→ EXERCISE DATA:
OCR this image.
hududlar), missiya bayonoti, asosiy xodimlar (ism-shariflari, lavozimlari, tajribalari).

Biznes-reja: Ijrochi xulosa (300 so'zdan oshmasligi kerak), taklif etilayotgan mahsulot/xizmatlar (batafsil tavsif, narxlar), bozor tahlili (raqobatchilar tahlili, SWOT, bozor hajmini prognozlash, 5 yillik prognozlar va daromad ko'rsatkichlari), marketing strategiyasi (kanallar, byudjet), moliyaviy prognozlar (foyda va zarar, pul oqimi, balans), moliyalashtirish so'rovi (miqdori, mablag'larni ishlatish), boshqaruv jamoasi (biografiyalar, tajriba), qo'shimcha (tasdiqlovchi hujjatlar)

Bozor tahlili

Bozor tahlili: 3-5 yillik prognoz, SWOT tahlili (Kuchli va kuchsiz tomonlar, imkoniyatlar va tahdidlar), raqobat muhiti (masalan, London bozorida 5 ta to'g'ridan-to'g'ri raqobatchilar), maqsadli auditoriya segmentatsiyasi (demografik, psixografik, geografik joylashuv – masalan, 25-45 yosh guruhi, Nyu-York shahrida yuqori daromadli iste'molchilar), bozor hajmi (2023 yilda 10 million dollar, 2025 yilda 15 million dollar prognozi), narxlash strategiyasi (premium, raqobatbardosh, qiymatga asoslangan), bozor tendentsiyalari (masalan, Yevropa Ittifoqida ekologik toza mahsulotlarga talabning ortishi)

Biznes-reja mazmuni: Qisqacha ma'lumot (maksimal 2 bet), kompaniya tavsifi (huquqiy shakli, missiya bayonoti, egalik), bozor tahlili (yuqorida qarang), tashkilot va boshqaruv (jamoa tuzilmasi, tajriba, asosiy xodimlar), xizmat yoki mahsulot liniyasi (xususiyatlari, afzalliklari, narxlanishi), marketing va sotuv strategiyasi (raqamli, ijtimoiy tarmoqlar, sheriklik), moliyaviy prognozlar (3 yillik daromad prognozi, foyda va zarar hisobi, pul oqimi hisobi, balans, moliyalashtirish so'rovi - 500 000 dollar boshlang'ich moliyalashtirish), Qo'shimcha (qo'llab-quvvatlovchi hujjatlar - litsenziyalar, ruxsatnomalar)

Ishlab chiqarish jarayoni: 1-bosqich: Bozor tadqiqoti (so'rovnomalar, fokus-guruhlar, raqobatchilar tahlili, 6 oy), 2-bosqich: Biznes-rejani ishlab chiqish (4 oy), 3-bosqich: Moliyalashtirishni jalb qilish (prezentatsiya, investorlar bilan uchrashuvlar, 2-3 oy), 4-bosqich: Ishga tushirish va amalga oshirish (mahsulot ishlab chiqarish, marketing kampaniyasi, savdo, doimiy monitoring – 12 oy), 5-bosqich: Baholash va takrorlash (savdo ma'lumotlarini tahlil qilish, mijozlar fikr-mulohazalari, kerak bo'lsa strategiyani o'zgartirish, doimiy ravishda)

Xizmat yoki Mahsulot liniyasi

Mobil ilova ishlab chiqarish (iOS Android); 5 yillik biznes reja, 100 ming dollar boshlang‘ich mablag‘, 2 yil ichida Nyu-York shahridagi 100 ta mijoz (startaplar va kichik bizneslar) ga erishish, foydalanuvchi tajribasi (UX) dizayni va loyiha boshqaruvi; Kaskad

→ WORK TO DO:
Give the number of lines in the records above that contain the word "mablag". Reply with that number alone.

→ RESULT FOR THIS TASK:
2